──────── DATA FOR PROCESSING

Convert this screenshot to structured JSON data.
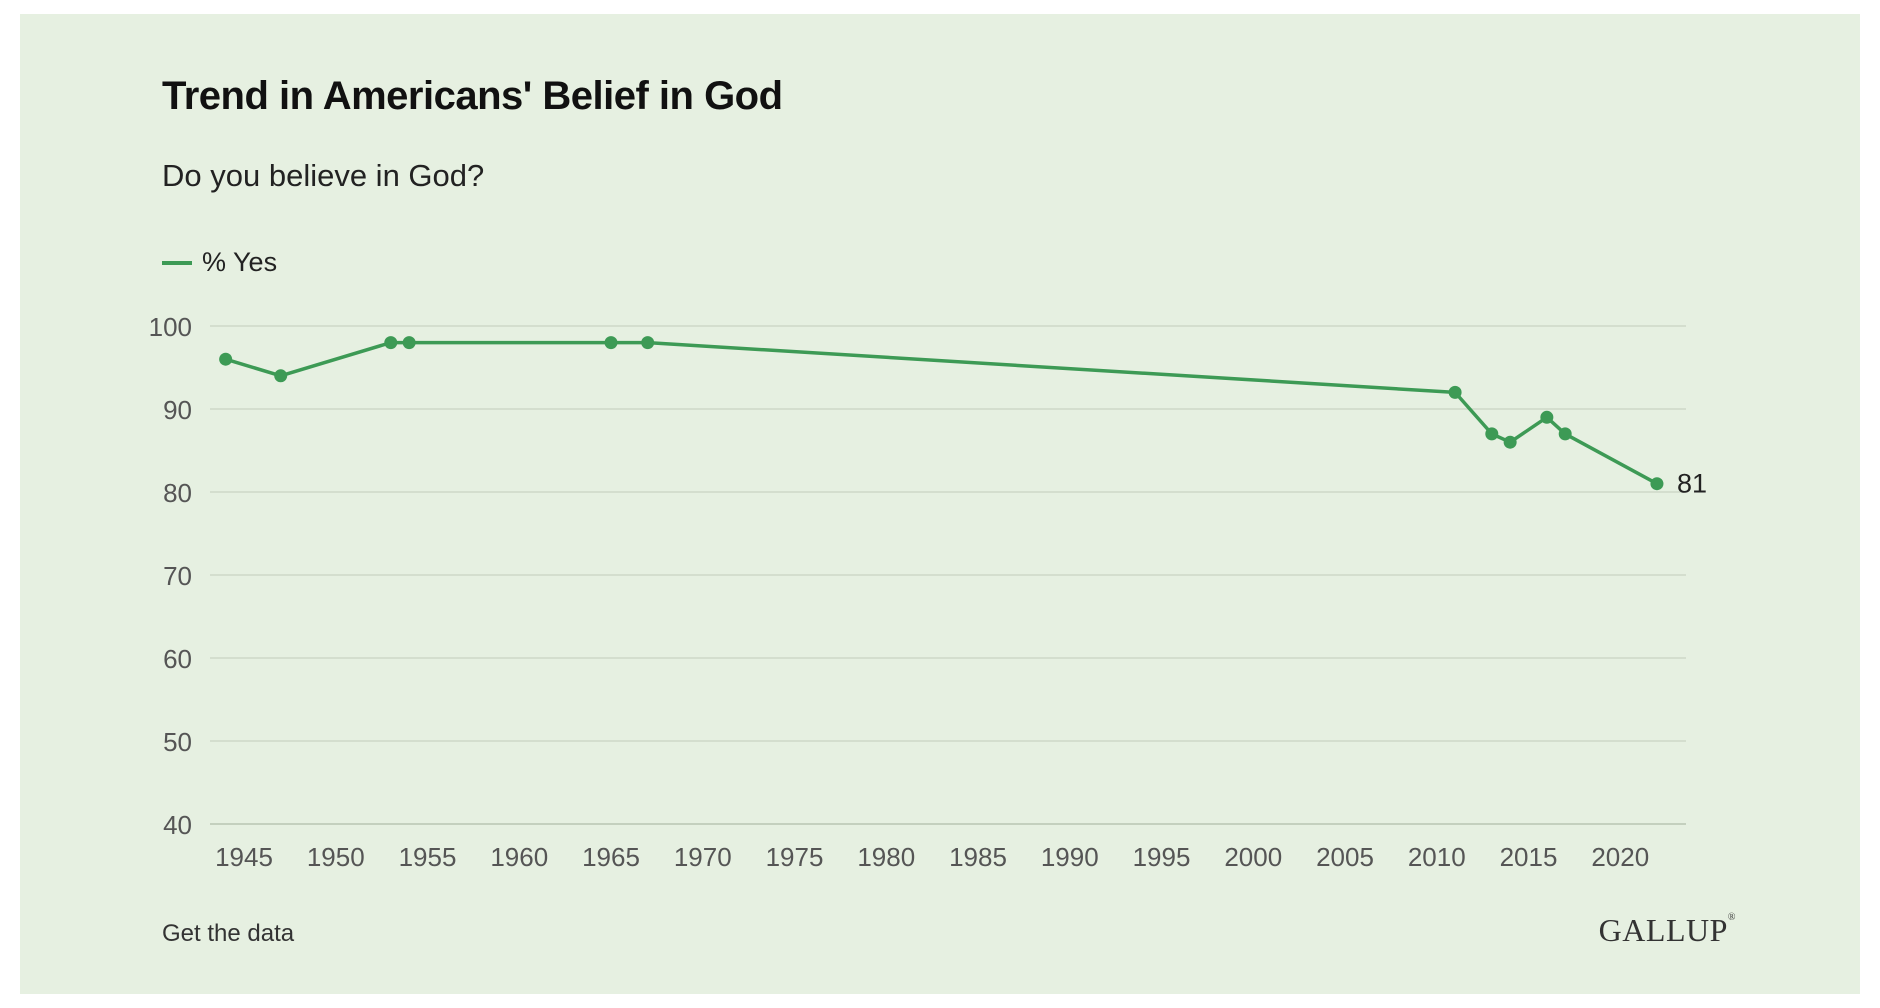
{
  "header": {
    "title": "Trend in Americans' Belief in God",
    "subtitle": "Do you believe in God?"
  },
  "legend": {
    "label": "% Yes",
    "color": "#3d9a55"
  },
  "footer": {
    "link_label": "Get the data",
    "logo": "GALLUP"
  },
  "chart_data": {
    "type": "line",
    "series": [
      {
        "name": "% Yes",
        "color": "#3d9a55",
        "points": [
          {
            "x": 1944,
            "y": 96
          },
          {
            "x": 1947,
            "y": 94
          },
          {
            "x": 1953,
            "y": 98
          },
          {
            "x": 1954,
            "y": 98
          },
          {
            "x": 1965,
            "y": 98
          },
          {
            "x": 1967,
            "y": 98
          },
          {
            "x": 2011,
            "y": 92
          },
          {
            "x": 2013,
            "y": 87
          },
          {
            "x": 2014,
            "y": 86
          },
          {
            "x": 2016,
            "y": 89
          },
          {
            "x": 2017,
            "y": 87
          },
          {
            "x": 2022,
            "y": 81
          }
        ]
      }
    ],
    "end_label": "81",
    "xticks": [
      1945,
      1950,
      1955,
      1960,
      1965,
      1970,
      1975,
      1980,
      1985,
      1990,
      1995,
      2000,
      2005,
      2010,
      2015,
      2020
    ],
    "yticks": [
      40,
      50,
      60,
      70,
      80,
      90,
      100
    ],
    "xlim": [
      1943,
      2023
    ],
    "ylim": [
      40,
      100
    ],
    "grid": true,
    "legend_position": "top-left"
  }
}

────────────────

Images do not belong in the copy; reproduce all other parts of the records above verbatim.

• _SOLUTION TO THIS PROBLEM_
Convert this screenshot to structured JSON data.
{
  "header": {
    "title": "Trend in Americans' Belief in God",
    "subtitle": "Do you believe in God?"
  },
  "legend": {
    "label": "% Yes",
    "color": "#3d9a55"
  },
  "footer": {
    "link_label": "Get the data",
    "logo": "GALLUP"
  },
  "chart_data": {
    "type": "line",
    "series": [
      {
        "name": "% Yes",
        "color": "#3d9a55",
        "points": [
          {
            "x": 1944,
            "y": 96
          },
          {
            "x": 1947,
            "y": 94
          },
          {
            "x": 1953,
            "y": 98
          },
          {
            "x": 1954,
            "y": 98
          },
          {
            "x": 1965,
            "y": 98
          },
          {
            "x": 1967,
            "y": 98
          },
          {
            "x": 2011,
            "y": 92
          },
          {
            "x": 2013,
            "y": 87
          },
          {
            "x": 2014,
            "y": 86
          },
          {
            "x": 2016,
            "y": 89
          },
          {
            "x": 2017,
            "y": 87
          },
          {
            "x": 2022,
            "y": 81
          }
        ]
      }
    ],
    "end_label": "81",
    "xticks": [
      1945,
      1950,
      1955,
      1960,
      1965,
      1970,
      1975,
      1980,
      1985,
      1990,
      1995,
      2000,
      2005,
      2010,
      2015,
      2020
    ],
    "yticks": [
      40,
      50,
      60,
      70,
      80,
      90,
      100
    ],
    "xlim": [
      1943,
      2023
    ],
    "ylim": [
      40,
      100
    ],
    "grid": true,
    "legend_position": "top-left"
  }
}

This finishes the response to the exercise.